Problem to solve: Locate all lines with the word "cimentación" and copy them out.

Records from a data collection:
★ ★ ★ ★
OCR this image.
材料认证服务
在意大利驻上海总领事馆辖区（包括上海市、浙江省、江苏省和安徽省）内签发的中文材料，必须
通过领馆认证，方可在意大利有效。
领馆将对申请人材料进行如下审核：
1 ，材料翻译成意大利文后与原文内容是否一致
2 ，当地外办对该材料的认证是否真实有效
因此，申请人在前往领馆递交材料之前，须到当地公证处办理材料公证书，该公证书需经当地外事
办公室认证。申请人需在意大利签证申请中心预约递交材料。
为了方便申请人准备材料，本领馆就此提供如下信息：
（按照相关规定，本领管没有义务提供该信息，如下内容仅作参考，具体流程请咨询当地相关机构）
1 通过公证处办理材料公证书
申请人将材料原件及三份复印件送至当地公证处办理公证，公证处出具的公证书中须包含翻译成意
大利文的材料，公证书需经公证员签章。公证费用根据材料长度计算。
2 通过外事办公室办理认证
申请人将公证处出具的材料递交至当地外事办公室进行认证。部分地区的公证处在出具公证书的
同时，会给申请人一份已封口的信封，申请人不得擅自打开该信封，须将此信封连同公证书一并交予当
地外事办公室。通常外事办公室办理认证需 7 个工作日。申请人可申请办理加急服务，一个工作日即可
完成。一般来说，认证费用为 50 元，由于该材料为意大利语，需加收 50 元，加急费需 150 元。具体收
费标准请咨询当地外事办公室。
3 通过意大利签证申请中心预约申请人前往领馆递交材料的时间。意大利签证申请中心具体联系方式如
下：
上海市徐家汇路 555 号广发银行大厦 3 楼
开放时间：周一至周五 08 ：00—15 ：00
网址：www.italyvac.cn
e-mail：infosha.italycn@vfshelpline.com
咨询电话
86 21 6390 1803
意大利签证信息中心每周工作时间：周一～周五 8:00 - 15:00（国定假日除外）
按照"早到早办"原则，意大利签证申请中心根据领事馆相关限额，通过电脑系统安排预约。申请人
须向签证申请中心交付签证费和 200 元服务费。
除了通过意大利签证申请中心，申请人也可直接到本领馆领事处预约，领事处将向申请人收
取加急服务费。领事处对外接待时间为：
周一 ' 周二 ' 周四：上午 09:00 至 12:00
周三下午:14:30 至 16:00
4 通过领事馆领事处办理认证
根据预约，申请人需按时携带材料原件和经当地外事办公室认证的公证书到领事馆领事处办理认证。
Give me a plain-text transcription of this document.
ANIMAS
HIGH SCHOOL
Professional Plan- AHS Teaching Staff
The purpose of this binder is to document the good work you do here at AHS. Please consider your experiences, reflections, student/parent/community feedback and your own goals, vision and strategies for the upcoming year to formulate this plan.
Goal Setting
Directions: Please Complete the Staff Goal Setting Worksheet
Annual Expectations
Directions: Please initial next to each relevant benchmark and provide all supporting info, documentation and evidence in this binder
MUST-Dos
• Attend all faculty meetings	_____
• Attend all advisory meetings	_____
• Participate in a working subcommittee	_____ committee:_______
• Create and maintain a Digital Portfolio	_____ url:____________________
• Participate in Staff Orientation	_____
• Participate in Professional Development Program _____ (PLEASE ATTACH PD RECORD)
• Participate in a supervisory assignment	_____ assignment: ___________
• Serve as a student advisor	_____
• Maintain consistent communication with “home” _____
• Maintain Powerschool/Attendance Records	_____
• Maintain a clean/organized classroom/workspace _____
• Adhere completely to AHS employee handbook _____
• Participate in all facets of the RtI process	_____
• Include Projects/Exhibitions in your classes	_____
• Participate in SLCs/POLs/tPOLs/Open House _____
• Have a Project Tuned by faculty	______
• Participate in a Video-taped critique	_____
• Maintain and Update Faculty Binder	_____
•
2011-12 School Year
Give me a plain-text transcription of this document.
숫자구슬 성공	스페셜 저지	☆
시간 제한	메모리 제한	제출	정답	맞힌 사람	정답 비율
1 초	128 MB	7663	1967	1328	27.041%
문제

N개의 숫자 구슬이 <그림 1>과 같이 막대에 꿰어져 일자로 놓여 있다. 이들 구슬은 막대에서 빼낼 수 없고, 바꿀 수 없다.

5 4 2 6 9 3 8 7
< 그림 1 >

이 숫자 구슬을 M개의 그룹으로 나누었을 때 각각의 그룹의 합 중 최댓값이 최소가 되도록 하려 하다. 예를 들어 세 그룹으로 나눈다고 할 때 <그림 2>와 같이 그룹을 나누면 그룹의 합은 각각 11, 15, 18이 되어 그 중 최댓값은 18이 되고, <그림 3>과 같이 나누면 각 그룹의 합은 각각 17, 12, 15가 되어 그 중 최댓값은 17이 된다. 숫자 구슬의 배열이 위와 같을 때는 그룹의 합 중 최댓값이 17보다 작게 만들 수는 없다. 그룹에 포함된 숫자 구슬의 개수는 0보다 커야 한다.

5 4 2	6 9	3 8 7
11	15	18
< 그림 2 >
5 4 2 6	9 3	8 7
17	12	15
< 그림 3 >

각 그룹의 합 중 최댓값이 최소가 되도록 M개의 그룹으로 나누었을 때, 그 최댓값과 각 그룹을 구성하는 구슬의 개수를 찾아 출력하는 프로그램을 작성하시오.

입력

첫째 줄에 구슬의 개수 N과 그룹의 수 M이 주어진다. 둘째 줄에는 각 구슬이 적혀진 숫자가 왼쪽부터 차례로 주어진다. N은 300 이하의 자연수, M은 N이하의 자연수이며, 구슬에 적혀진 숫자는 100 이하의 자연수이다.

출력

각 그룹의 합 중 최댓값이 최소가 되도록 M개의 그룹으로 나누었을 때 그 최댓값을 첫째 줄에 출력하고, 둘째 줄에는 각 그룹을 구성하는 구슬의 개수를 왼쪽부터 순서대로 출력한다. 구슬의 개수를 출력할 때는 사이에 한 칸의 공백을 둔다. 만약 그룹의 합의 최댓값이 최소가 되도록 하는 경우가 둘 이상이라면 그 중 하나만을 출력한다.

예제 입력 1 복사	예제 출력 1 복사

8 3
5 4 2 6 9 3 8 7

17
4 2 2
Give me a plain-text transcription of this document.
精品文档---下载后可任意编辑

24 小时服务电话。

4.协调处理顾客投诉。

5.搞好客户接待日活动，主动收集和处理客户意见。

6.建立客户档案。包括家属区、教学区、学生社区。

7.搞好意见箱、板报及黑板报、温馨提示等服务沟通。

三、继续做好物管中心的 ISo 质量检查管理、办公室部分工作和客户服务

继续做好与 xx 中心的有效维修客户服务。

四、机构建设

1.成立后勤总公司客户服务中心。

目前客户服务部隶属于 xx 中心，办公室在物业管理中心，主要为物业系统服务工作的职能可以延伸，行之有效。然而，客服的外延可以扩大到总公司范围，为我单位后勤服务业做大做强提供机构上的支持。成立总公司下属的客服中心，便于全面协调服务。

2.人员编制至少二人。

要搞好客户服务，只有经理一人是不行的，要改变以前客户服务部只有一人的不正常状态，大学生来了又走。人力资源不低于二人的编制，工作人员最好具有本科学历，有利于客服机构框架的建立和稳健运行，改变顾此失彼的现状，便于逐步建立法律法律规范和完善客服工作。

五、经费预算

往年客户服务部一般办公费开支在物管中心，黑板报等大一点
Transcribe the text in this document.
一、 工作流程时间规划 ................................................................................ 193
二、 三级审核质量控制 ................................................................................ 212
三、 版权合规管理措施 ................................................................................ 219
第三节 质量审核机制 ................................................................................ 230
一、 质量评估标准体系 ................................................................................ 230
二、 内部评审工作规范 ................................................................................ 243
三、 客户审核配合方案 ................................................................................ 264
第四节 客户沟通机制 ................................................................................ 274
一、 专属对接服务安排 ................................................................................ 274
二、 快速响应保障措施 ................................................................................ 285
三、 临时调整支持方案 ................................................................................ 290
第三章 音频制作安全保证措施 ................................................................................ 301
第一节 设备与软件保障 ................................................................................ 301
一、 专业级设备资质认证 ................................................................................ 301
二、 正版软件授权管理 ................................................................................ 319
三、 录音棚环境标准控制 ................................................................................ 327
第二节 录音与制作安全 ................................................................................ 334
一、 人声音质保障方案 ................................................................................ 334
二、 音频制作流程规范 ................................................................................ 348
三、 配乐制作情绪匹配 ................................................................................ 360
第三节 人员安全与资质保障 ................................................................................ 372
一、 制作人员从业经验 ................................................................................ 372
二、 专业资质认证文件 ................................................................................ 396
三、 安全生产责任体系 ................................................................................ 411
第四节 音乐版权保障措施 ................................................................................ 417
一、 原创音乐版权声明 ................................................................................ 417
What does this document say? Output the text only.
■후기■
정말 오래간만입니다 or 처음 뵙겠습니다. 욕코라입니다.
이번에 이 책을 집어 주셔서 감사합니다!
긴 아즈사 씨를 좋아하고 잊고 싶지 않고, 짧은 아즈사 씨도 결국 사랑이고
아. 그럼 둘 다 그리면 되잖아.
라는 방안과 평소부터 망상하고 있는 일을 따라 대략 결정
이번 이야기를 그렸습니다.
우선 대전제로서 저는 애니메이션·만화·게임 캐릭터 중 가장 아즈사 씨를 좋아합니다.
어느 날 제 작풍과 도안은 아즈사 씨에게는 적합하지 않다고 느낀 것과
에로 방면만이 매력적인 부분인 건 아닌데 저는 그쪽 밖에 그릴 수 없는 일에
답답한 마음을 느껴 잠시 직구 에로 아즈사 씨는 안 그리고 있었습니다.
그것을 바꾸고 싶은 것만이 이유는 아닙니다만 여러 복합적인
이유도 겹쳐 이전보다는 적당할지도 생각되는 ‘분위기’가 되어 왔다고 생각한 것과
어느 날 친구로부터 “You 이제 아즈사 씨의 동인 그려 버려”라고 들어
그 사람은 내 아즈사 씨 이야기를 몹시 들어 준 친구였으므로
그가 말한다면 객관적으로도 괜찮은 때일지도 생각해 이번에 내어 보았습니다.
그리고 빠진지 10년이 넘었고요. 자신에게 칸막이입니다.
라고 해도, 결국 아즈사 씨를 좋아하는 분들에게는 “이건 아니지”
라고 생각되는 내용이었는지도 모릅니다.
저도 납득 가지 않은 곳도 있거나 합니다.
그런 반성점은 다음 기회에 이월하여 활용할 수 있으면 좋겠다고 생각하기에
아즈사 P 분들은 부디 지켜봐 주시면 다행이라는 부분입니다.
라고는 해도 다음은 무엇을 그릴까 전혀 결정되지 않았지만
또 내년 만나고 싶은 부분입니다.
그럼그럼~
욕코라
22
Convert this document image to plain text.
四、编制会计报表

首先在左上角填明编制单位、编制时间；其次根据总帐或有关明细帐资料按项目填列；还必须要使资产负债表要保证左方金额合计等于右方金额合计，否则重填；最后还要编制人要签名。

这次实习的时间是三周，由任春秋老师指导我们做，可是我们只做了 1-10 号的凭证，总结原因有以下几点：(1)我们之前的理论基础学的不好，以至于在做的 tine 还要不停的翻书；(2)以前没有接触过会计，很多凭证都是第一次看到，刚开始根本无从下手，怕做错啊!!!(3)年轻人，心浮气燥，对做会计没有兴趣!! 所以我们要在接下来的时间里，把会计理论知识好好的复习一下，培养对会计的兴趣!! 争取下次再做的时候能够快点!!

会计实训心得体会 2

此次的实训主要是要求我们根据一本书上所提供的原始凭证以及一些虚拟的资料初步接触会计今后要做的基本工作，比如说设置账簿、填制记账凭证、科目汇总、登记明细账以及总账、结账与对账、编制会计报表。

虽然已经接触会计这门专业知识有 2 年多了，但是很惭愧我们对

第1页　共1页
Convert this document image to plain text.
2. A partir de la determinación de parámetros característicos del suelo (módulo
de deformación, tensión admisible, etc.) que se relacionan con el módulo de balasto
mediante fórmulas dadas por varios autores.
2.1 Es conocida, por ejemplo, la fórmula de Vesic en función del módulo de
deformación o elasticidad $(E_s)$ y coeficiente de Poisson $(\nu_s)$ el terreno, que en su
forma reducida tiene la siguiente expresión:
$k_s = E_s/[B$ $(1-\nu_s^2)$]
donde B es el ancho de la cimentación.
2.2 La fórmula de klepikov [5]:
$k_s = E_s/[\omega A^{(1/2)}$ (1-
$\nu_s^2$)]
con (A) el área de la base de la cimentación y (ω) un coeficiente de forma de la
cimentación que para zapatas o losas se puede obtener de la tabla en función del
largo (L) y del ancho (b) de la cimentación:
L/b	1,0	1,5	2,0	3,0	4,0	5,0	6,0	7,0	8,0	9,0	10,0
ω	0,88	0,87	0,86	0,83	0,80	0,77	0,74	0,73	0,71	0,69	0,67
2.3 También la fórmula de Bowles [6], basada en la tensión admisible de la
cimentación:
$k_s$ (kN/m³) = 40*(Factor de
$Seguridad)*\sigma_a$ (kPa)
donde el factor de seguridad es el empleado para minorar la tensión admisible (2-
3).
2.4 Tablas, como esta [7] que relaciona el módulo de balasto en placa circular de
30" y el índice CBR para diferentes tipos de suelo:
★ ★ ★ ★
Result:
donde B es el ancho de la cimentación.
con (A) el área de la base de la cimentación y (ω) un coeficiente de forma de la
cimentación que para zapatas o losas se puede obtener de la tabla en función del
largo (L) y del ancho (b) de la cimentación:
cimentación:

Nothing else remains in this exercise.